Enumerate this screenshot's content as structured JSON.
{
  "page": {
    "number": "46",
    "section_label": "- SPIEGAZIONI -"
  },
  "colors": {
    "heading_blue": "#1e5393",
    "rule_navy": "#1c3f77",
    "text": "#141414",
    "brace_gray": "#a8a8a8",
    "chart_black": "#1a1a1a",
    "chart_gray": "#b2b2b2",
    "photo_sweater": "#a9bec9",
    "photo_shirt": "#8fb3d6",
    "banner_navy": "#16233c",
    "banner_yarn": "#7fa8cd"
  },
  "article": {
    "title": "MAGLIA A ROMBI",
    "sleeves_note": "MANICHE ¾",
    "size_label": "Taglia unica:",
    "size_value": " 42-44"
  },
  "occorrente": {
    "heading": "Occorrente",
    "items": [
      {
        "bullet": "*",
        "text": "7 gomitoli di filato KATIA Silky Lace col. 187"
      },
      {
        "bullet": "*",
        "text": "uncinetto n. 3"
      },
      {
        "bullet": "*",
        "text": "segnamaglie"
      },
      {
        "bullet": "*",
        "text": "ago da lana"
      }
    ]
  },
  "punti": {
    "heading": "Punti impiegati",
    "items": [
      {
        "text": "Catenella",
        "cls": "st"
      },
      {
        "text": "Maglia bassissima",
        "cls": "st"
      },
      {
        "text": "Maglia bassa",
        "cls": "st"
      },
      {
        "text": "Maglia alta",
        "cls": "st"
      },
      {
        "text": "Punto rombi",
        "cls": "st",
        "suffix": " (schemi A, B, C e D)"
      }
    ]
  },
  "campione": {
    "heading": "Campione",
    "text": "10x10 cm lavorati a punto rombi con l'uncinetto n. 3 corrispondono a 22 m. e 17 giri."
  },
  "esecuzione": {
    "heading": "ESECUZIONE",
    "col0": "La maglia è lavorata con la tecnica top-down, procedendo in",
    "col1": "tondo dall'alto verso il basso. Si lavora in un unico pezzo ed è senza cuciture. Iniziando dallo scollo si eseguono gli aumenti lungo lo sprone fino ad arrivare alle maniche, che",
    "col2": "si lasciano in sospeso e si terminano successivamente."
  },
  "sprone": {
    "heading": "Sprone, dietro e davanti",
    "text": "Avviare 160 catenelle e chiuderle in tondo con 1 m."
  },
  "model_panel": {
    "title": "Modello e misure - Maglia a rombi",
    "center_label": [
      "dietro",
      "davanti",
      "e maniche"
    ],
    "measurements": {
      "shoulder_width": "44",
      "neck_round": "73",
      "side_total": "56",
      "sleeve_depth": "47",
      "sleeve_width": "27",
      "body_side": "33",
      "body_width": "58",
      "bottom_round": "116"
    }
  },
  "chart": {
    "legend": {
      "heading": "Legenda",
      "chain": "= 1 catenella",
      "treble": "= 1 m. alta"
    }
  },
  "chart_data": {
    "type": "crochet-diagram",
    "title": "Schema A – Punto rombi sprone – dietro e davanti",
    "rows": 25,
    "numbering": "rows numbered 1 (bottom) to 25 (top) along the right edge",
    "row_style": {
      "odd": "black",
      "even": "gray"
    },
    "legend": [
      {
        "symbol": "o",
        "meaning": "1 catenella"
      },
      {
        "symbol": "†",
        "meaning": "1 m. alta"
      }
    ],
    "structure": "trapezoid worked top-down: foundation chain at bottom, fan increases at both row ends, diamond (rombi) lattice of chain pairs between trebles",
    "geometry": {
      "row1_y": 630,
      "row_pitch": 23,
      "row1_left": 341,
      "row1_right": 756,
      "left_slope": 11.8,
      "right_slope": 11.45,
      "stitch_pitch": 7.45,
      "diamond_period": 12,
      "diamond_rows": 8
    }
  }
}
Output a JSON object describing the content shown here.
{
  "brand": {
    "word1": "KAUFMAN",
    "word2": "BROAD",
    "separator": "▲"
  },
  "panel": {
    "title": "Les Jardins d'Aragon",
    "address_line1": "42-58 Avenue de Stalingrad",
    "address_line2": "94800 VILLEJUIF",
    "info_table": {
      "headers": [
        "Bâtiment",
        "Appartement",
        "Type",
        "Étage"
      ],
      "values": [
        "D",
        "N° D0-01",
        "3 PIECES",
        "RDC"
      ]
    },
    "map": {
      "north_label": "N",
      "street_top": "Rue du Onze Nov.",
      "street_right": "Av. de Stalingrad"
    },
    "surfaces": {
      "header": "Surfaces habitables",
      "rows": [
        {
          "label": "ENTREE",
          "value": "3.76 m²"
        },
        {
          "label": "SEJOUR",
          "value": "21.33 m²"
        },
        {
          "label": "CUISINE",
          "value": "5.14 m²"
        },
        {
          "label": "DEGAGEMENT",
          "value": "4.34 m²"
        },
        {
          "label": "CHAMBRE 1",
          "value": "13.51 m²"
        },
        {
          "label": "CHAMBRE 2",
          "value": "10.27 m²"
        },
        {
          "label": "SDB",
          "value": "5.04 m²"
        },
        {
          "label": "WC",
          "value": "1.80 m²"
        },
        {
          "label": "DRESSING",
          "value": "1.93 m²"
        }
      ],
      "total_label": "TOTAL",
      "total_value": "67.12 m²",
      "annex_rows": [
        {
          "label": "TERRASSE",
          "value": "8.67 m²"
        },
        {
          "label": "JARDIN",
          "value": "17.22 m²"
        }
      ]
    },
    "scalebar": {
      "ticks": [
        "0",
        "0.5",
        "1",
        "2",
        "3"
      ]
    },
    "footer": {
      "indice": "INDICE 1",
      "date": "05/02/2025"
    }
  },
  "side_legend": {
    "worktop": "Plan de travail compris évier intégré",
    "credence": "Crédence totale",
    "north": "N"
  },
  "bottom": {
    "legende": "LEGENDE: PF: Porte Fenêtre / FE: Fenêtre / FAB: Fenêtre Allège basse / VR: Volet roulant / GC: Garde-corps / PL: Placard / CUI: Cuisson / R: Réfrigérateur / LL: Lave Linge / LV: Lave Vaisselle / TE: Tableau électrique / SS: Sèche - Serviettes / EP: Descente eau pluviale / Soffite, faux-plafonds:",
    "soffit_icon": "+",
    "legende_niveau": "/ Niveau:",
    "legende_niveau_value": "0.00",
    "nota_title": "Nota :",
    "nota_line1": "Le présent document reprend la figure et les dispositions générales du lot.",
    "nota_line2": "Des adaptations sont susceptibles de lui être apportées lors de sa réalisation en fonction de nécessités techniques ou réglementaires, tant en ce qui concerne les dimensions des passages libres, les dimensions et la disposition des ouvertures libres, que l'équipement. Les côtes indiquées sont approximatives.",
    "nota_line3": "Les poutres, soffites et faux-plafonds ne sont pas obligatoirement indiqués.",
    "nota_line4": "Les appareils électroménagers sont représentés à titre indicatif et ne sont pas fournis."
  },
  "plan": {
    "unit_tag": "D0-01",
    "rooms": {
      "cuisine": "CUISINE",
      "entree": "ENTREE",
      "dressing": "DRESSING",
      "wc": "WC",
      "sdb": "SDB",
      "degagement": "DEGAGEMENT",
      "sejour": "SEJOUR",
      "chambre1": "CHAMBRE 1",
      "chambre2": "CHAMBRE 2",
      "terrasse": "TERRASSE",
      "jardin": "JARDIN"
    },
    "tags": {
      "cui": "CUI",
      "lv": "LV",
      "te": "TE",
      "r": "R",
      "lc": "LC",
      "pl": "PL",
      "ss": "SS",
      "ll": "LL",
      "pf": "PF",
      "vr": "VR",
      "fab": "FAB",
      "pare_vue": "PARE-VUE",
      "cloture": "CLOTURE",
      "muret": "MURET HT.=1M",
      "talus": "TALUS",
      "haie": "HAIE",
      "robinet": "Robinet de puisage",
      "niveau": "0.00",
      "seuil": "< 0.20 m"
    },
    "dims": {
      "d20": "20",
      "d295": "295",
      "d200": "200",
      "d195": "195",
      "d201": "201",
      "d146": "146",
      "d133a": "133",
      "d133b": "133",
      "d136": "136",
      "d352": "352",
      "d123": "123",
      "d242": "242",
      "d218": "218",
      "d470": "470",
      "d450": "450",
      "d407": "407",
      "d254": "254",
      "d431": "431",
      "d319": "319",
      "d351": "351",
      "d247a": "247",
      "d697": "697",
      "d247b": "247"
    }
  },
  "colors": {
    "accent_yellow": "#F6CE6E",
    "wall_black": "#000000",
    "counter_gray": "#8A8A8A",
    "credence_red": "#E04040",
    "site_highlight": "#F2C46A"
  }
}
|---|
▸ **Problem description**
Your task is to collect every line above that contains the word "DEGAGEMENT".

▸ **Correct output**
          "label": "DEGAGEMENT",
      "degagement": "DEGAGEMENT",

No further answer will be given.